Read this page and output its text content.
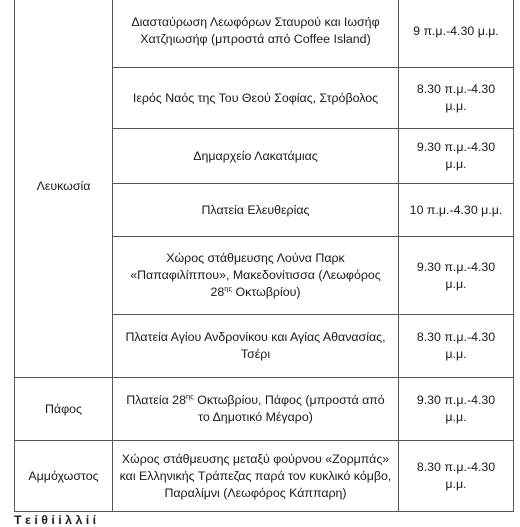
Λευκωσία	Διασταύρωση Λεωφόρων Σταυρού και Ιωσήφ Χατζηιωσήφ (μπροστά από Coffee Island)	9 π.μ.-4.30 μ.μ.
	Ιερός Ναός της Του Θεού Σοφίας, Στρόβολος	8.30 π.μ.-4.30 μ.μ.
	Δημαρχείο Λακατάμιας	9.30 π.μ.-4.30 μ.μ.
	Πλατεία Ελευθερίας	10 π.μ.-4.30 μ.μ.
	Χώρος στάθμευσης Λούνα Παρκ «Παπαφιλίππου», Μακεδονίτισσα (Λεωφόρος $28^{\eta\varsigma}$ Οκτωβρίου)	9.30 π.μ.-4.30 μ.μ.
	Πλατεία Αγίου Ανδρονίκου και Αγίας Αθανασίας, Τσέρι	8.30 π.μ.-4.30 μ.μ.
Πάφος	Πλατεία $28^{\eta\varsigma}$ Οκτωβρίου, Πάφος (μπροστά από το Δημοτικό Μέγαρο)	9.30 π.μ.-4.30 μ.μ.
Αμμόχωστος	Χώρος στάθμευσης μεταξύ φούρνου «Ζορμπάς» και Ελληνικής Τράπεζας παρά τον κυκλικό κόμβο, Παραλίμνι (Λεωφόρος Κάππαρη)	8.30 π.μ.-4.30 μ.μ.
Τ ε ί θ ί ί λ λ ί ί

> **What is expected**
Omit the pictures. Output every record above word for word.

> **Completed exercise**
Read this page and output its text content.
Λευκωσία	Διασταύρωση Λεωφόρων Σταυρού και Ιωσήφ Χατζηιωσήφ (μπροστά από Coffee Island)	9 π.μ.-4.30 μ.μ.
	Ιερός Ναός της Του Θεού Σοφίας, Στρόβολος	8.30 π.μ.-4.30 μ.μ.
	Δημαρχείο Λακατάμιας	9.30 π.μ.-4.30 μ.μ.
	Πλατεία Ελευθερίας	10 π.μ.-4.30 μ.μ.
	Χώρος στάθμευσης Λούνα Παρκ «Παπαφιλίππου», Μακεδονίτισσα (Λεωφόρος $28^{\eta\varsigma}$ Οκτωβρίου)	9.30 π.μ.-4.30 μ.μ.
	Πλατεία Αγίου Ανδρονίκου και Αγίας Αθανασίας, Τσέρι	8.30 π.μ.-4.30 μ.μ.
Πάφος	Πλατεία $28^{\eta\varsigma}$ Οκτωβρίου, Πάφος (μπροστά από το Δημοτικό Μέγαρο)	9.30 π.μ.-4.30 μ.μ.
Αμμόχωστος	Χώρος στάθμευσης μεταξύ φούρνου «Ζορμπάς» και Ελληνικής Τράπεζας παρά τον κυκλικό κόμβο, Παραλίμνι (Λεωφόρος Κάππαρη)	8.30 π.μ.-4.30 μ.μ.
Τ ε ί θ ί ί λ λ ί ί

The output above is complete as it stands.